→ Instruction:
Give the total number of lines with the word "color" in them, and no other words.

___

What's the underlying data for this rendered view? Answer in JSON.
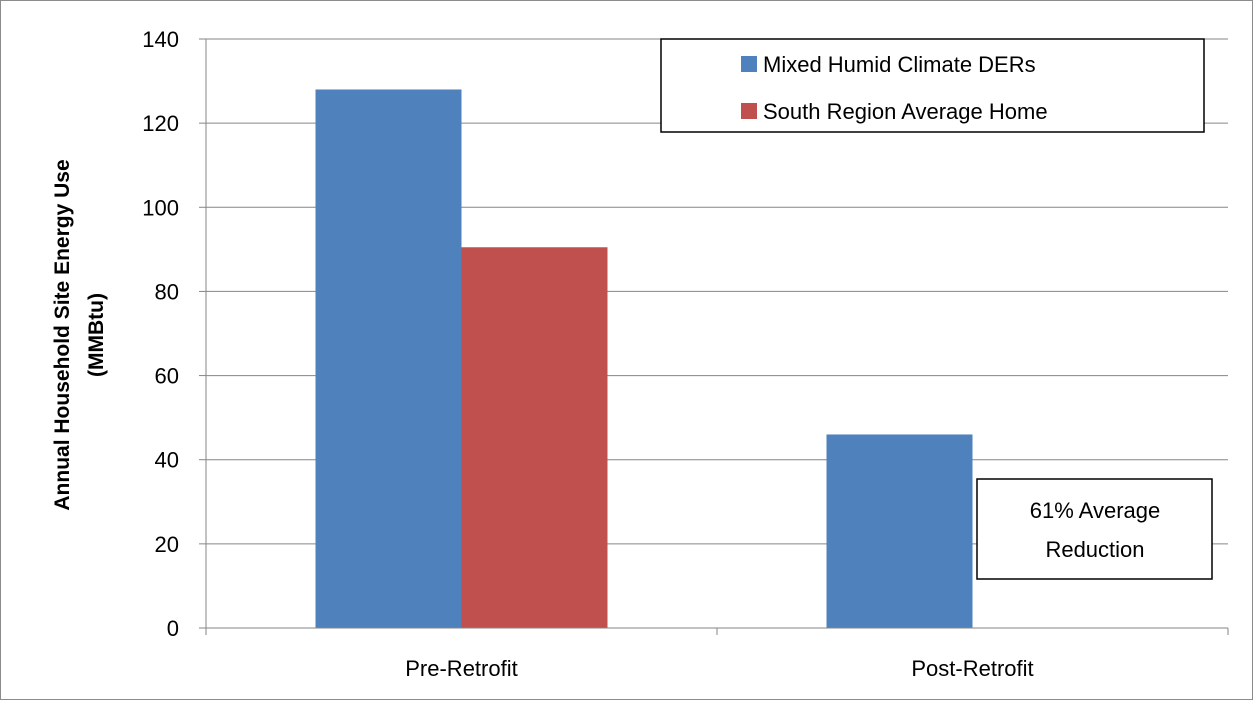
{
  "chart_data": {
    "type": "bar",
    "categories": [
      "Pre-Retrofit",
      "Post-Retrofit"
    ],
    "series": [
      {
        "name": "Mixed Humid Climate DERs",
        "values": [
          128,
          46
        ],
        "color": "#4f81bd"
      },
      {
        "name": "South Region Average Home",
        "values": [
          90.5,
          null
        ],
        "color": "#c0504d"
      }
    ],
    "title": "",
    "xlabel": "",
    "ylabel_lines": [
      "Annual Household Site Energy Use",
      "(MMBtu)"
    ],
    "ylim": [
      0,
      140
    ],
    "yticks": [
      0,
      20,
      40,
      60,
      80,
      100,
      120,
      140
    ],
    "grid": true,
    "legend_position": "top-right",
    "annotation_lines": [
      "61% Average",
      "Reduction"
    ],
    "annotation_position": "lower-right"
  }
}
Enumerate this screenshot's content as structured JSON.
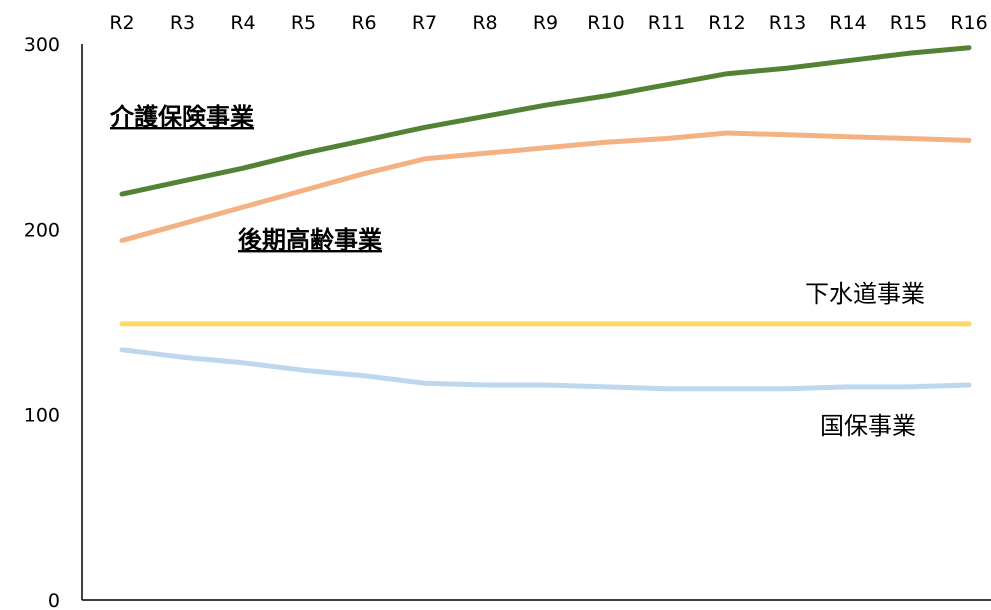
{
  "chart_data": {
    "type": "line",
    "categories": [
      "R2",
      "R3",
      "R4",
      "R5",
      "R6",
      "R7",
      "R8",
      "R9",
      "R10",
      "R11",
      "R12",
      "R13",
      "R14",
      "R15",
      "R16"
    ],
    "ylim": [
      0,
      300
    ],
    "yticks": [
      0,
      100,
      200,
      300
    ],
    "grid": false,
    "legend": "none",
    "series": [
      {
        "name": "介護保険事業",
        "color": "#548235",
        "values": [
          219,
          226,
          233,
          241,
          248,
          255,
          261,
          267,
          272,
          278,
          284,
          287,
          291,
          295,
          298
        ]
      },
      {
        "name": "後期高齢事業",
        "color": "#F4B183",
        "values": [
          194,
          203,
          212,
          221,
          230,
          238,
          241,
          244,
          247,
          249,
          252,
          251,
          250,
          249,
          248
        ]
      },
      {
        "name": "下水道事業",
        "color": "#FFD966",
        "values": [
          149,
          149,
          149,
          149,
          149,
          149,
          149,
          149,
          149,
          149,
          149,
          149,
          149,
          149,
          149
        ]
      },
      {
        "name": "国保事業",
        "color": "#BDD7EE",
        "values": [
          135,
          131,
          128,
          124,
          121,
          117,
          116,
          116,
          115,
          114,
          114,
          114,
          115,
          115,
          116
        ]
      }
    ],
    "annotations": [
      "介護保険事業",
      "後期高齢事業",
      "下水道事業",
      "国保事業"
    ]
  }
}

___

→ Result for this exercise:
6